WORK TO BE COMPLETED:
Collect all lines from the records below that include the word "temperature".

EXTRACTED RECORDS:
***
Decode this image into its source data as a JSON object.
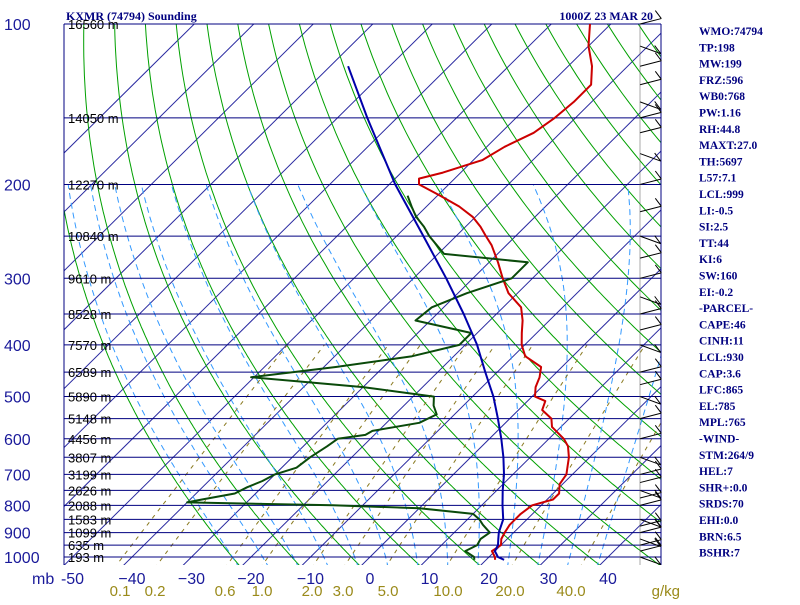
{
  "header": {
    "station": "KXMR (74794) Sounding",
    "time": "1000Z 23 MAR 20"
  },
  "pressure_levels": [
    100,
    200,
    300,
    400,
    500,
    600,
    700,
    800,
    900,
    1000
  ],
  "pressure_labels": [
    "100",
    "200",
    "300",
    "400",
    "500",
    "600",
    "700",
    "800",
    "900",
    "1000"
  ],
  "pressure_unit": "mb",
  "temp_ticks": [
    -50,
    -40,
    -30,
    -20,
    -10,
    0,
    10,
    20,
    30,
    40
  ],
  "temp_labels": [
    "-50",
    "−40",
    "−30",
    "−20",
    "−10",
    "0",
    "10",
    "20",
    "30",
    "40"
  ],
  "mixing_ratio_ticks": [
    0.1,
    0.2,
    0.6,
    1.0,
    2.0,
    3.0,
    5.0,
    10.0,
    20.0,
    40.0
  ],
  "mixing_ratio_labels": [
    "0.1",
    "0.2",
    "0.6",
    "1.0",
    "2.0",
    "3.0",
    "5.0",
    "10.0",
    "20.0",
    "40.0"
  ],
  "mixing_unit": "g/kg",
  "height_labels": [
    {
      "p": 100,
      "text": "16560 m"
    },
    {
      "p": 150,
      "text": "14050 m"
    },
    {
      "p": 200,
      "text": "12270 m"
    },
    {
      "p": 250,
      "text": "10840 m"
    },
    {
      "p": 300,
      "text": "9610 m"
    },
    {
      "p": 350,
      "text": "8528 m"
    },
    {
      "p": 400,
      "text": "7570 m"
    },
    {
      "p": 450,
      "text": "6589 m"
    },
    {
      "p": 500,
      "text": "5890 m"
    },
    {
      "p": 550,
      "text": "5148 m"
    },
    {
      "p": 600,
      "text": "4456 m"
    },
    {
      "p": 650,
      "text": "3807 m"
    },
    {
      "p": 700,
      "text": "3199 m"
    },
    {
      "p": 750,
      "text": "2626 m"
    },
    {
      "p": 800,
      "text": "2088 m"
    },
    {
      "p": 850,
      "text": "1583 m"
    },
    {
      "p": 900,
      "text": "1099 m"
    },
    {
      "p": 950,
      "text": "635 m"
    },
    {
      "p": 1000,
      "text": "193 m"
    }
  ],
  "indices": [
    "WMO:74794",
    "TP:198",
    "MW:199",
    "FRZ:596",
    "WB0:768",
    "PW:1.16",
    "RH:44.8",
    "MAXT:27.0",
    "TH:5697",
    "L57:7.1",
    "LCL:999",
    "LI:-0.5",
    "SI:2.5",
    "TT:44",
    "KI:6",
    "SW:160",
    "EI:-0.2",
    "-PARCEL-",
    "CAPE:46",
    "CINH:11",
    "LCL:930",
    "CAP:3.6",
    "LFC:865",
    "EL:785",
    "MPL:765",
    "-WIND-",
    "STM:264/9",
    "HEL:7",
    "SHR+:0.0",
    "SRDS:70",
    "EHI:0.0",
    "BRN:6.5",
    "BSHR:7"
  ],
  "colors": {
    "temperature": "#cc0000",
    "dewpoint": "#0a4a0a",
    "parcel": "#0000aa",
    "isobar": "#000080",
    "isotherm": "#2a2aa0",
    "dry_adiabat": "#00a000",
    "moist_adiabat": "#3399ff",
    "mixing_ratio": "#8a7a20",
    "text": "#000080"
  },
  "chart_data": {
    "type": "line",
    "title": "KXMR (74794) Sounding",
    "subtitle": "1000Z 23 MAR 20",
    "xlabel": "",
    "ylabel": "mb",
    "y_scale": "log",
    "ylim": [
      1050,
      100
    ],
    "xlim": [
      -50,
      50
    ],
    "skew": true,
    "series": [
      {
        "key": "temperature",
        "points": [
          [
            1012,
            21.5
          ],
          [
            1000,
            21.0
          ],
          [
            975,
            19.5
          ],
          [
            950,
            20.0
          ],
          [
            925,
            19.0
          ],
          [
            900,
            18.5
          ],
          [
            870,
            18.0
          ],
          [
            850,
            18.0
          ],
          [
            830,
            18.0
          ],
          [
            800,
            18.5
          ],
          [
            780,
            21.0
          ],
          [
            760,
            21.0
          ],
          [
            730,
            19.5
          ],
          [
            700,
            19.0
          ],
          [
            650,
            16.5
          ],
          [
            620,
            14.5
          ],
          [
            600,
            12.5
          ],
          [
            570,
            8.5
          ],
          [
            550,
            7.0
          ],
          [
            530,
            4.0
          ],
          [
            510,
            3.0
          ],
          [
            500,
            0.5
          ],
          [
            480,
            -1.0
          ],
          [
            460,
            -2.0
          ],
          [
            440,
            -3.5
          ],
          [
            420,
            -8.0
          ],
          [
            400,
            -10.5
          ],
          [
            380,
            -12.5
          ],
          [
            360,
            -14.5
          ],
          [
            340,
            -17.0
          ],
          [
            320,
            -21.5
          ],
          [
            300,
            -25.0
          ],
          [
            280,
            -28.5
          ],
          [
            260,
            -32.5
          ],
          [
            250,
            -35.0
          ],
          [
            240,
            -37.5
          ],
          [
            230,
            -40.5
          ],
          [
            220,
            -44.5
          ],
          [
            210,
            -49.5
          ],
          [
            200,
            -55.0
          ],
          [
            195,
            -56.0
          ],
          [
            190,
            -53.0
          ],
          [
            180,
            -48.5
          ],
          [
            170,
            -47.0
          ],
          [
            160,
            -44.5
          ],
          [
            150,
            -43.5
          ],
          [
            140,
            -43.0
          ],
          [
            130,
            -43.0
          ],
          [
            120,
            -46.0
          ],
          [
            110,
            -50.0
          ],
          [
            100,
            -53.5
          ]
        ]
      },
      {
        "key": "dewpoint",
        "points": [
          [
            1012,
            18.0
          ],
          [
            1000,
            17.5
          ],
          [
            975,
            15.0
          ],
          [
            950,
            16.0
          ],
          [
            925,
            15.5
          ],
          [
            900,
            16.0
          ],
          [
            870,
            13.5
          ],
          [
            850,
            12.0
          ],
          [
            830,
            10.0
          ],
          [
            810,
            0.0
          ],
          [
            800,
            -15.0
          ],
          [
            790,
            -40.0
          ],
          [
            780,
            -38.0
          ],
          [
            760,
            -33.5
          ],
          [
            740,
            -32.5
          ],
          [
            720,
            -31.0
          ],
          [
            700,
            -30.0
          ],
          [
            680,
            -27.5
          ],
          [
            650,
            -27.0
          ],
          [
            620,
            -26.0
          ],
          [
            600,
            -25.5
          ],
          [
            590,
            -21.5
          ],
          [
            580,
            -21.0
          ],
          [
            560,
            -14.5
          ],
          [
            540,
            -13.0
          ],
          [
            520,
            -15.0
          ],
          [
            500,
            -16.5
          ],
          [
            480,
            -30.0
          ],
          [
            460,
            -50.5
          ],
          [
            440,
            -38.0
          ],
          [
            420,
            -27.0
          ],
          [
            400,
            -21.0
          ],
          [
            380,
            -21.0
          ],
          [
            360,
            -32.5
          ],
          [
            340,
            -32.0
          ],
          [
            320,
            -28.5
          ],
          [
            300,
            -23.5
          ],
          [
            280,
            -23.5
          ],
          [
            270,
            -39.0
          ],
          [
            250,
            -44.5
          ],
          [
            240,
            -47.0
          ],
          [
            230,
            -50.0
          ],
          [
            220,
            -52.5
          ],
          [
            210,
            -55.0
          ]
        ]
      },
      {
        "key": "parcel",
        "points": [
          [
            1012,
            23.0
          ],
          [
            1000,
            21.5
          ],
          [
            975,
            20.0
          ],
          [
            950,
            19.5
          ],
          [
            925,
            18.5
          ],
          [
            900,
            17.5
          ],
          [
            850,
            16.0
          ],
          [
            800,
            13.5
          ],
          [
            750,
            11.0
          ],
          [
            700,
            8.5
          ],
          [
            650,
            5.5
          ],
          [
            600,
            2.0
          ],
          [
            550,
            -2.0
          ],
          [
            500,
            -6.5
          ],
          [
            450,
            -12.0
          ],
          [
            400,
            -18.0
          ],
          [
            350,
            -25.5
          ],
          [
            300,
            -34.5
          ],
          [
            250,
            -45.5
          ],
          [
            200,
            -59.0
          ],
          [
            150,
            -75.0
          ],
          [
            120,
            -87.0
          ]
        ]
      }
    ]
  }
}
***
FINISHED EXERCISE:
    "temperature": "#cc0000",
        "key": "temperature",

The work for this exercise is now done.